* START *

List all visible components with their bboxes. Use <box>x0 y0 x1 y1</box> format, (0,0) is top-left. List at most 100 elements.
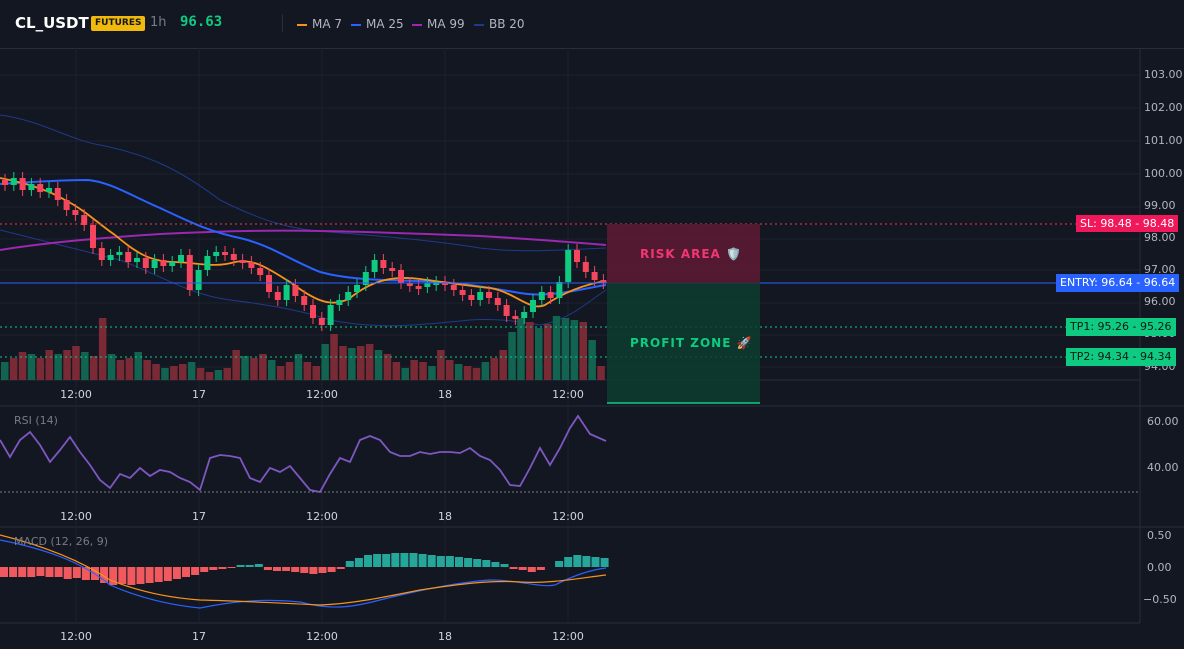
candle-body[interactable] <box>327 305 334 325</box>
candle-body[interactable] <box>248 262 255 268</box>
candle-body[interactable] <box>116 252 123 255</box>
candle-body[interactable] <box>230 254 237 260</box>
rsi-label[interactable]: RSI (14) <box>14 414 58 427</box>
legend-bb20[interactable]: BB 20 <box>474 16 525 32</box>
time-axis-label: 12:00 <box>552 630 584 643</box>
macd-label[interactable]: MACD (12, 26, 9) <box>14 535 109 548</box>
candle-body[interactable] <box>274 292 281 300</box>
candle-body[interactable] <box>512 316 519 319</box>
candle-body[interactable] <box>63 200 70 210</box>
candle-body[interactable] <box>547 292 554 298</box>
candle-body[interactable] <box>46 188 52 192</box>
candle-body[interactable] <box>538 292 545 300</box>
legend-ma7[interactable]: MA 7 <box>297 16 342 32</box>
candle-body[interactable] <box>380 260 387 268</box>
candle-body[interactable] <box>310 305 316 318</box>
candle-body[interactable] <box>521 312 528 318</box>
candle-body[interactable] <box>81 215 88 225</box>
volume-bar <box>90 356 98 380</box>
candle-body[interactable] <box>19 178 26 190</box>
candlesticks[interactable] <box>2 172 607 331</box>
macd-hist-bar <box>172 567 181 579</box>
volume-bar <box>570 320 579 380</box>
candle-body[interactable] <box>415 286 422 289</box>
volume-bar <box>232 350 240 380</box>
candle-body[interactable] <box>37 184 44 192</box>
candle-body[interactable] <box>354 285 360 292</box>
candle-body[interactable] <box>582 262 589 272</box>
timeframe-selector[interactable]: 1h <box>150 15 167 30</box>
candle-body[interactable] <box>503 305 510 316</box>
legend-bb20-label: BB 20 <box>489 17 525 31</box>
candle-body[interactable] <box>318 318 325 325</box>
candle-body[interactable] <box>239 260 246 263</box>
candle-body[interactable] <box>142 258 149 268</box>
candle-body[interactable] <box>371 260 378 272</box>
macd-histogram <box>0 553 609 585</box>
candle-body[interactable] <box>134 258 140 262</box>
candle-body[interactable] <box>345 292 352 300</box>
candle-body[interactable] <box>591 272 598 280</box>
candle-body[interactable] <box>28 184 35 190</box>
symbol-name[interactable]: CL_USDT <box>15 14 89 32</box>
volume-bar <box>223 368 231 380</box>
candle-body[interactable] <box>98 248 105 260</box>
macd-signal-line <box>0 534 607 606</box>
macd-hist-bar <box>555 561 564 567</box>
candle-body[interactable] <box>494 298 501 305</box>
candle-body[interactable] <box>10 178 17 185</box>
candle-body[interactable] <box>362 272 369 285</box>
time-axis-label: 12:00 <box>552 388 584 401</box>
sl-tag[interactable]: SL: 98.48 - 98.48 <box>1076 215 1179 232</box>
risk-area-box[interactable] <box>607 224 760 283</box>
candle-body[interactable] <box>107 255 114 260</box>
candle-body[interactable] <box>169 262 176 266</box>
candle-body[interactable] <box>600 280 607 283</box>
candle-body[interactable] <box>222 252 228 255</box>
profit-zone-box[interactable] <box>607 283 760 403</box>
candle-body[interactable] <box>398 270 404 283</box>
volume-bar <box>107 354 116 380</box>
candle-body[interactable] <box>574 250 580 262</box>
candle-body[interactable] <box>389 268 396 271</box>
candle-body[interactable] <box>486 292 492 298</box>
entry-tag[interactable]: ENTRY: 96.64 - 96.64 <box>1056 274 1180 292</box>
candle-body[interactable] <box>301 296 308 305</box>
candle-body[interactable] <box>204 256 211 270</box>
candle-body[interactable] <box>424 283 431 287</box>
candle-body[interactable] <box>450 285 457 290</box>
candle-body[interactable] <box>90 225 96 248</box>
candle-body[interactable] <box>556 282 563 298</box>
candle-body[interactable] <box>468 295 475 300</box>
candle-body[interactable] <box>151 260 158 268</box>
candle-body[interactable] <box>186 255 193 290</box>
candle-body[interactable] <box>565 250 572 282</box>
candle-body[interactable] <box>257 268 264 275</box>
candle-body[interactable] <box>195 270 202 290</box>
candle-body[interactable] <box>213 252 220 256</box>
candle-body[interactable] <box>54 188 61 200</box>
tp1-tag[interactable]: TP1: 95.26 - 95.26 <box>1066 318 1176 336</box>
candle-body[interactable] <box>178 255 184 262</box>
candle-body[interactable] <box>459 290 466 295</box>
tp1-tag-label: TP1: 95.26 <box>1070 320 1130 333</box>
macd-hist-bar <box>400 553 409 567</box>
tp2-tag[interactable]: TP2: 94.34 - 94.34 <box>1066 348 1176 366</box>
candle-body[interactable] <box>125 252 132 262</box>
time-axis-label: 17 <box>192 510 206 523</box>
candle-body[interactable] <box>292 285 299 296</box>
candle-body[interactable] <box>72 210 79 215</box>
candle-body[interactable] <box>406 283 413 286</box>
macd-hist-bar <box>427 555 436 567</box>
candle-body[interactable] <box>336 300 343 305</box>
candle-body[interactable] <box>530 300 536 312</box>
candle-body[interactable] <box>477 292 484 300</box>
legend-ma99[interactable]: MA 99 <box>412 16 465 32</box>
candle-body[interactable] <box>283 285 290 300</box>
entry-tag-value: 96.64 <box>1143 276 1176 289</box>
candle-body[interactable] <box>160 260 167 266</box>
legend-ma25[interactable]: MA 25 <box>351 16 404 32</box>
macd-hist-bar <box>373 554 382 567</box>
candle-body[interactable] <box>2 180 8 185</box>
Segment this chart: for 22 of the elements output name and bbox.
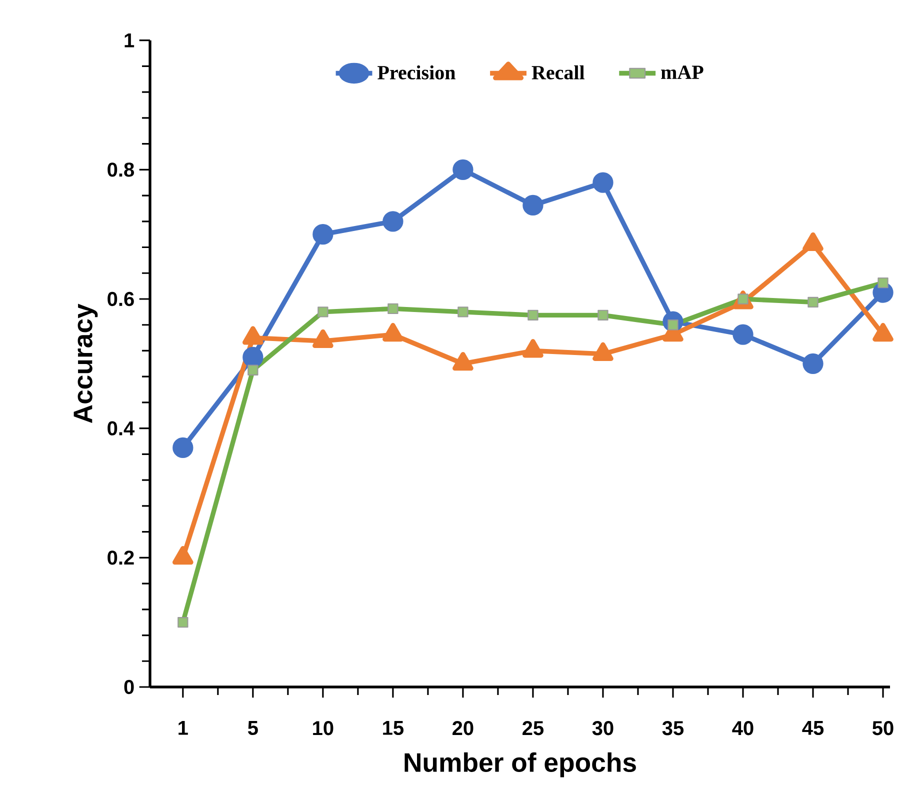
legend-label: mAP xyxy=(661,66,704,79)
legend-label: Precision xyxy=(378,65,456,80)
x-axis-title: Number of epochs xyxy=(404,752,636,778)
x-tick-label: 25 xyxy=(522,721,544,736)
x-tick-label: 50 xyxy=(872,721,894,736)
x-tick-label: 15 xyxy=(383,721,404,735)
y-tick-label: 0.6 xyxy=(108,292,134,306)
y-tick-label: 0.4 xyxy=(108,421,135,436)
x-tick-label: 1 xyxy=(178,721,188,735)
x-tick-label: 30 xyxy=(592,721,614,736)
x-tick-label: 20 xyxy=(452,721,474,736)
y-tick-label: 0 xyxy=(124,680,134,694)
x-tick-label: 10 xyxy=(313,721,334,736)
x-tick-label: 40 xyxy=(732,721,754,736)
x-tick-label: 5 xyxy=(248,721,258,735)
y-tick-label: 0.8 xyxy=(108,162,134,177)
y-tick-label: 0.2 xyxy=(108,550,134,565)
y-tick-label: 1 xyxy=(124,33,134,48)
y-axis-title: Accuracy xyxy=(74,304,98,424)
legend-label: Recall xyxy=(532,65,584,80)
x-tick-label: 35 xyxy=(662,721,684,736)
x-tick-label: 45 xyxy=(802,721,824,735)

* END *

_Required task_
Count the lines in the material that contain the string "macd". Reply with the number alone.

_Answer to the task_
8